[Start of Input for this task]
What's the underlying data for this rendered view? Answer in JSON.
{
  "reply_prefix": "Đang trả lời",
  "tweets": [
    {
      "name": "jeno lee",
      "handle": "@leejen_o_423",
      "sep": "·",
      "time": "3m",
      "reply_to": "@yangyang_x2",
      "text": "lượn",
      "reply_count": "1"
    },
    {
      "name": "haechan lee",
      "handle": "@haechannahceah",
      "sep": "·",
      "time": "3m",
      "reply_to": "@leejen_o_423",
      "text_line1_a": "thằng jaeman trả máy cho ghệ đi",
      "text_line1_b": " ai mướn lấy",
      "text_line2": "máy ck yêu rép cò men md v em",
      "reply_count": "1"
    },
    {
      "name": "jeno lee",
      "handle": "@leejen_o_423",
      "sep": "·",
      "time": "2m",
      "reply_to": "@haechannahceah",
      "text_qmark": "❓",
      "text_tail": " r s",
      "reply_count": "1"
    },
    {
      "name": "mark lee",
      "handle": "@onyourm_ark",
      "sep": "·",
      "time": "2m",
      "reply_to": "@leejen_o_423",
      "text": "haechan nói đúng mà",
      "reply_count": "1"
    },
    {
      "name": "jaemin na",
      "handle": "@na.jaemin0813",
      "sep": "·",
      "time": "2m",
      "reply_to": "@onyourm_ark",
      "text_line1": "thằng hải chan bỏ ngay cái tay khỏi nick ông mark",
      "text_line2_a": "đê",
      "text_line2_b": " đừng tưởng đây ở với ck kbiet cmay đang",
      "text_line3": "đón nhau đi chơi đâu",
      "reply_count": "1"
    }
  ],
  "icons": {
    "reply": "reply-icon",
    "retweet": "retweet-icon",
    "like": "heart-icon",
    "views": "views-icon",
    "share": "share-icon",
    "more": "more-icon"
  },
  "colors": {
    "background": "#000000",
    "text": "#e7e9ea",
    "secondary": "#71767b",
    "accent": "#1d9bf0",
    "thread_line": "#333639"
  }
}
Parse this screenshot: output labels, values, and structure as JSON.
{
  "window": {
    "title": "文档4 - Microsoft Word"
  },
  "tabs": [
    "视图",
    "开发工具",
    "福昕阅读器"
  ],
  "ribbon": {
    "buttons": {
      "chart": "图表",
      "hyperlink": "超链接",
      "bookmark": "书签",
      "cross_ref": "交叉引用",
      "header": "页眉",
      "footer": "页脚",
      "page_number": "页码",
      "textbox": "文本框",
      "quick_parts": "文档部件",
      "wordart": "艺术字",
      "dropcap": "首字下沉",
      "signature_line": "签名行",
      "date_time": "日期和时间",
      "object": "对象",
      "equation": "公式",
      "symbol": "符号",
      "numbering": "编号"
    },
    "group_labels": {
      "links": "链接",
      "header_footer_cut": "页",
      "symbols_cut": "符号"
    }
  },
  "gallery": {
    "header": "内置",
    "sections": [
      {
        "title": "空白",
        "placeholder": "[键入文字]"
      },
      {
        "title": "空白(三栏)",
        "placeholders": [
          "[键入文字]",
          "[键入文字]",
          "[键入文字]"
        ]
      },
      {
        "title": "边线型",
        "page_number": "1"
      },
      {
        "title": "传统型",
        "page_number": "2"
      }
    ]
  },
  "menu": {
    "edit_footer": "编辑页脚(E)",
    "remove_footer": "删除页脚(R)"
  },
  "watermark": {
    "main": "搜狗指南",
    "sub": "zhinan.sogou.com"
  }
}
[End of Input for this task]
Gather up, from the records above, each line where the word "JSON" appears.

What's the underlying data for this rendered view? Answer in JSON.
Parse this screenshot: output labels, values, and structure as JSON.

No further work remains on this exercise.